┌──

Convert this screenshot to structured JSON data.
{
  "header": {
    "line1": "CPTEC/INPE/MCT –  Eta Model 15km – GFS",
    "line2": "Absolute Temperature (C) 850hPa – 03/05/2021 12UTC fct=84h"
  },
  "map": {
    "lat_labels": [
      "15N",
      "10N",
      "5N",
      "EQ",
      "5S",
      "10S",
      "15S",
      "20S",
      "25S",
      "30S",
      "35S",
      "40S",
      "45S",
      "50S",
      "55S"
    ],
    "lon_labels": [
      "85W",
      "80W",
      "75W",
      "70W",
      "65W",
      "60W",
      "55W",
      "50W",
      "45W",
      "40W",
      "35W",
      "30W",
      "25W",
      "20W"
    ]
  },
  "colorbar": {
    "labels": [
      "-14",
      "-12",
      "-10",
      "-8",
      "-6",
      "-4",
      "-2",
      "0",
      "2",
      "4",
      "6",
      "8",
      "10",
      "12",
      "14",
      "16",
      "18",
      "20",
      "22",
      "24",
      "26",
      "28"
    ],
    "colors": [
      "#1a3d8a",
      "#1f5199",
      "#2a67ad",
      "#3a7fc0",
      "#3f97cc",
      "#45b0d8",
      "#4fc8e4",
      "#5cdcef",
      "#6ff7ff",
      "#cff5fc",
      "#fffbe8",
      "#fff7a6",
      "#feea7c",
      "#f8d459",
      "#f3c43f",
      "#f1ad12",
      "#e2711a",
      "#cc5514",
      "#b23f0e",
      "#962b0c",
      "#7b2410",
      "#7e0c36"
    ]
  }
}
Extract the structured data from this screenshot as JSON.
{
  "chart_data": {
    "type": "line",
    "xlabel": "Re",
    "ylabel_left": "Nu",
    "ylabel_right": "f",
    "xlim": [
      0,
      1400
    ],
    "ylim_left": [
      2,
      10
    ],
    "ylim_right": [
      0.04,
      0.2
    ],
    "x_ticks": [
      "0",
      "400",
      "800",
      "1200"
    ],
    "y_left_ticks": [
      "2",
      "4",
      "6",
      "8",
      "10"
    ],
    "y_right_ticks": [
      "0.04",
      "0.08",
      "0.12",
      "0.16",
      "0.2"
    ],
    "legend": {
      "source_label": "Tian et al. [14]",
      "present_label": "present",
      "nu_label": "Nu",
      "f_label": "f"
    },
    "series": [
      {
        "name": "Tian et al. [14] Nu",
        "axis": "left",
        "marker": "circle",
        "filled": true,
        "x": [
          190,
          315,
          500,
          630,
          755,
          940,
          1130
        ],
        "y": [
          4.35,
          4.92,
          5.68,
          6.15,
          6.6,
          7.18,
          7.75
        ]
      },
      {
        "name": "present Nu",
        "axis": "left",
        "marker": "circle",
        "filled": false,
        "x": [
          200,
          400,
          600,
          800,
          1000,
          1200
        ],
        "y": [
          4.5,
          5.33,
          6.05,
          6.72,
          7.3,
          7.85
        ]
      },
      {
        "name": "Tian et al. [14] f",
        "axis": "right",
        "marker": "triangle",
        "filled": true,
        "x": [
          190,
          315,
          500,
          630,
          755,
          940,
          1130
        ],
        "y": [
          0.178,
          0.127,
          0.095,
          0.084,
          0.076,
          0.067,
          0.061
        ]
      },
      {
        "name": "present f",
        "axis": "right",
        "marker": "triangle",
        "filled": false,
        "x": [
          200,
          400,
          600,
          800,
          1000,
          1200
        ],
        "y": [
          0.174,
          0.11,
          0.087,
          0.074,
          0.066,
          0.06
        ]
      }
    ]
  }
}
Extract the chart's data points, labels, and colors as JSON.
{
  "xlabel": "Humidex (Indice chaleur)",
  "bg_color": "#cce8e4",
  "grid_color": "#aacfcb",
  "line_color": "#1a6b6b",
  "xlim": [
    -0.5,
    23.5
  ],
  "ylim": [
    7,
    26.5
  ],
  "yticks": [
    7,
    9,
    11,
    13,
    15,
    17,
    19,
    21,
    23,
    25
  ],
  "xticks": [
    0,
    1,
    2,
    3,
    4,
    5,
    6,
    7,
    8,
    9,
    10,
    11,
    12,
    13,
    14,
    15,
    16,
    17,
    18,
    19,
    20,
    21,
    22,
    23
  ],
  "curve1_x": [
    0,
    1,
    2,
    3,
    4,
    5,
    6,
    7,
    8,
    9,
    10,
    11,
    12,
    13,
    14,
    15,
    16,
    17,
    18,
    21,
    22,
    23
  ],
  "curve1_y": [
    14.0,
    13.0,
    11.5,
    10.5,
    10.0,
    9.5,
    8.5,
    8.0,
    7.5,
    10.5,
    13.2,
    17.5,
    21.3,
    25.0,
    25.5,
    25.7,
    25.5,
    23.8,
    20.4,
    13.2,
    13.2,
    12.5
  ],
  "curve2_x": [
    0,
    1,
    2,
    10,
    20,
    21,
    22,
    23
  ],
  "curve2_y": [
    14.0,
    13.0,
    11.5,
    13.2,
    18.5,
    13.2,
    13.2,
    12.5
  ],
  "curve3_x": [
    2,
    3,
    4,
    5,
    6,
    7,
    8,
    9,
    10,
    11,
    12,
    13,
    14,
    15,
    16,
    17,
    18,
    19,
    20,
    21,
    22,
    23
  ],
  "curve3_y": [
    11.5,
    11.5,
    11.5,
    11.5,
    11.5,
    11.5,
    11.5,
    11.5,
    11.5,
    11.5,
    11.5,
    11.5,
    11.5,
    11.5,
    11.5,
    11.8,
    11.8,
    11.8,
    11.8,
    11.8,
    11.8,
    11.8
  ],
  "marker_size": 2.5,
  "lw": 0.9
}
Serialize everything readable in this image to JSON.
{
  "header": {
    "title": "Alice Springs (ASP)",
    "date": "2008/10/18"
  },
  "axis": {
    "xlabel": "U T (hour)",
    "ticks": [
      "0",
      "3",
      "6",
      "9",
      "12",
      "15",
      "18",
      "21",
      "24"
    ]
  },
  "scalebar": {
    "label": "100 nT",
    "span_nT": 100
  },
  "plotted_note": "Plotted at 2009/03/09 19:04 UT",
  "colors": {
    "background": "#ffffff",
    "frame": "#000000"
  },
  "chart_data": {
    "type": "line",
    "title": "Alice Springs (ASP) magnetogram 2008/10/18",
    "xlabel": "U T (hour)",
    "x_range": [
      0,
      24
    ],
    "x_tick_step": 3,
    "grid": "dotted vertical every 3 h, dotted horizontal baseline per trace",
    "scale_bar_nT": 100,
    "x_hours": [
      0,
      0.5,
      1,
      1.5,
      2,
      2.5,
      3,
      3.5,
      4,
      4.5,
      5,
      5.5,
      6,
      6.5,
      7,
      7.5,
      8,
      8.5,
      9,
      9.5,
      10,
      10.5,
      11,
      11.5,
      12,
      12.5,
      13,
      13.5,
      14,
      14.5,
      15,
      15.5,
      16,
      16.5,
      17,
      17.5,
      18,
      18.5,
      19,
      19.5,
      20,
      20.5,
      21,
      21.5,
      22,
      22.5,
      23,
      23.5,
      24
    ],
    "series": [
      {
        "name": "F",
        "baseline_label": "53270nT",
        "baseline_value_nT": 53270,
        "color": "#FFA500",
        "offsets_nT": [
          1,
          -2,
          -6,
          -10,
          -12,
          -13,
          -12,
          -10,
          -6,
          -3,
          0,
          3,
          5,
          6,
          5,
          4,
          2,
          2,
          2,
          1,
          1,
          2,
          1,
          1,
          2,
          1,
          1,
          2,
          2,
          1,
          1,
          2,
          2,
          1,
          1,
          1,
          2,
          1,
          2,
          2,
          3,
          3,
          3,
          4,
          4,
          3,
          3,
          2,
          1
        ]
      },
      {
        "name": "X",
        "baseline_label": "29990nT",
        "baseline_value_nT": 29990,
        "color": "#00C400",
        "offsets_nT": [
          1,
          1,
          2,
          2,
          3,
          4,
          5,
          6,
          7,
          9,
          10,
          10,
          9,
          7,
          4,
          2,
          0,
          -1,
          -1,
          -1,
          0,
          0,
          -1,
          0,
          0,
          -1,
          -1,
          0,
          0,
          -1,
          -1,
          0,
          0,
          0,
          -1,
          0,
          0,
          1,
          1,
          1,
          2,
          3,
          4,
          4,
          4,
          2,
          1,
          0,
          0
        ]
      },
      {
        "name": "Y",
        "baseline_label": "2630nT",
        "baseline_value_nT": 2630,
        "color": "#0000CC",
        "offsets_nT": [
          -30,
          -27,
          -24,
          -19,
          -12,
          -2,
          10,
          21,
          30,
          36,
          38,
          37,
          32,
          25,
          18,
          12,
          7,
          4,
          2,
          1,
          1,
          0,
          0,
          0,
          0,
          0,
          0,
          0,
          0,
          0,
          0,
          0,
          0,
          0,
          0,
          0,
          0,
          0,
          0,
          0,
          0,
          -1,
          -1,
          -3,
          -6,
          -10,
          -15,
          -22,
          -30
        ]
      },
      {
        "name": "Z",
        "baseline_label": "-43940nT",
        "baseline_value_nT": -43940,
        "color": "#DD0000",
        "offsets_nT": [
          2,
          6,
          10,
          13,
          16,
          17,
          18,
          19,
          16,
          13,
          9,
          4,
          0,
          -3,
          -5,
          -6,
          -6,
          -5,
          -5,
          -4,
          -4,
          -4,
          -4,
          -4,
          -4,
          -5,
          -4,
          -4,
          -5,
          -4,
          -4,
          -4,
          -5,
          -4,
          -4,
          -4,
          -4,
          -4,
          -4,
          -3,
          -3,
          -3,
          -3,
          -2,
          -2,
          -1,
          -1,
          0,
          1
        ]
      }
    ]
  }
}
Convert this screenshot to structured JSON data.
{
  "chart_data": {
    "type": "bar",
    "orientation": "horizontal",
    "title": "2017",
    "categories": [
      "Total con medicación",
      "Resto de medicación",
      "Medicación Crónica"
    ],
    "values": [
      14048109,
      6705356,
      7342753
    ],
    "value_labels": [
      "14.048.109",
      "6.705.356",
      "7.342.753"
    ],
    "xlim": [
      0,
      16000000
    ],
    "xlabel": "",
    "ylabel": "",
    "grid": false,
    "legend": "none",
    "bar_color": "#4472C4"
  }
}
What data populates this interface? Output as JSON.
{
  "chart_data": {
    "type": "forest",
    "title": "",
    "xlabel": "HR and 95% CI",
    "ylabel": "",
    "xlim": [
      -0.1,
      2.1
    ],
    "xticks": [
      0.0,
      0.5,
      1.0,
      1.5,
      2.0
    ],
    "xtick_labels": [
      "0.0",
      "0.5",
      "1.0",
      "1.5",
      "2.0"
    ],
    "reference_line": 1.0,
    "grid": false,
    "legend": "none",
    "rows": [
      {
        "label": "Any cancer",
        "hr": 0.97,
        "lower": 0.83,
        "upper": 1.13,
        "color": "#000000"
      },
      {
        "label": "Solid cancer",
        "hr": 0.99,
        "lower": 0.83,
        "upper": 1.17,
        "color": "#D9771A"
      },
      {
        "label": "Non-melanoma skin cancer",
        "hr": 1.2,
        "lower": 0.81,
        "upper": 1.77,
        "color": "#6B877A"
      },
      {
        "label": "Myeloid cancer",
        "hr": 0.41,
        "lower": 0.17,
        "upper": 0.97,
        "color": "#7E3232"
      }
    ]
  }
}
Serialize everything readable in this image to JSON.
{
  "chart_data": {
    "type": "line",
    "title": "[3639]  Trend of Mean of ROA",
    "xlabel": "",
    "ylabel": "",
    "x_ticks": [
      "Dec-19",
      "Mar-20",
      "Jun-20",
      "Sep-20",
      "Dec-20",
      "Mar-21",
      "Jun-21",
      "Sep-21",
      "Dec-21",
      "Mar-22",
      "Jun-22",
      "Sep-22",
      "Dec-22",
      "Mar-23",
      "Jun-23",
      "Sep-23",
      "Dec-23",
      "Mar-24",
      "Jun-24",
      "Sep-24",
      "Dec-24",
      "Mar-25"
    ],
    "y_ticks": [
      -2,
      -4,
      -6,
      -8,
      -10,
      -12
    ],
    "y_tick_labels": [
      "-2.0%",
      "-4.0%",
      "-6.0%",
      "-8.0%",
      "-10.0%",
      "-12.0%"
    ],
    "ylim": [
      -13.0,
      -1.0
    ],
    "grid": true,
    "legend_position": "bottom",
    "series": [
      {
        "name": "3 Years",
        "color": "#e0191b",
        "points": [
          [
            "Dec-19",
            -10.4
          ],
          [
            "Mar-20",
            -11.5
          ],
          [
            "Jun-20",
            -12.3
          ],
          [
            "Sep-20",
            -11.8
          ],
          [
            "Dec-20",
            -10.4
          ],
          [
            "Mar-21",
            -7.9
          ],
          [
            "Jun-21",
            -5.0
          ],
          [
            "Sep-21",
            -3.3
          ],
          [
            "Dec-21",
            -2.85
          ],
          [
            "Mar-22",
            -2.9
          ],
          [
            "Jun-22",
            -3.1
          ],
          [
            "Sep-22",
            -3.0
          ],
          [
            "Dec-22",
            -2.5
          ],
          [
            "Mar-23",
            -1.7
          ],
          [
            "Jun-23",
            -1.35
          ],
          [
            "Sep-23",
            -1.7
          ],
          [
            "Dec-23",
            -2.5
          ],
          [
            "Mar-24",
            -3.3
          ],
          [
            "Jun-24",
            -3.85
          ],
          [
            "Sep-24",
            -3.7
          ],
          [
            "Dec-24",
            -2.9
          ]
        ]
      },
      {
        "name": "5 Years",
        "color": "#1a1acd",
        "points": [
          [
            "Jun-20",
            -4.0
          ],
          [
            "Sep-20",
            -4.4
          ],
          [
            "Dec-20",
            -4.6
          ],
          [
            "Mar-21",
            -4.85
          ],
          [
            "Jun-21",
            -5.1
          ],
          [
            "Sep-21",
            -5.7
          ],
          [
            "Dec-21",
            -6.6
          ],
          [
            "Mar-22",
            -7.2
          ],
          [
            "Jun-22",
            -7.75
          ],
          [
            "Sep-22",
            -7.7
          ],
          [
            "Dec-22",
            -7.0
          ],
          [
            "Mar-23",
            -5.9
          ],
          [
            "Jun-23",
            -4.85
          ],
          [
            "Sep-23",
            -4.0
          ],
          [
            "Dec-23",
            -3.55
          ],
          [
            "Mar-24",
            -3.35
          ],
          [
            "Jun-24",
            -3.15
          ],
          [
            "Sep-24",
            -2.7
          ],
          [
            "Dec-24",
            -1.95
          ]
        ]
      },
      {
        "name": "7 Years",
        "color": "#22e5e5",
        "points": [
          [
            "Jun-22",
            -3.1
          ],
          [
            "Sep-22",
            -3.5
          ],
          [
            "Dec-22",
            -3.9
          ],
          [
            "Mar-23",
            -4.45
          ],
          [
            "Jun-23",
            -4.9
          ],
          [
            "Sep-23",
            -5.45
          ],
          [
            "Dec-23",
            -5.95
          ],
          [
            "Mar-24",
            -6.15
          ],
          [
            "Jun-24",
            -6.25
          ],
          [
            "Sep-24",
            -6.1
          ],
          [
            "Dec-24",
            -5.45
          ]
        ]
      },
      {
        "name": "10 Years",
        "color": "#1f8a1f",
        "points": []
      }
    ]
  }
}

└──

WORK TO DO:
Identify all lines where the word "Tian" shows up. Copy them.

RESULT:
      "source_label": "Tian et al. [14]",
        "name": "Tian et al. [14] Nu",
        "name": "Tian et al. [14] f",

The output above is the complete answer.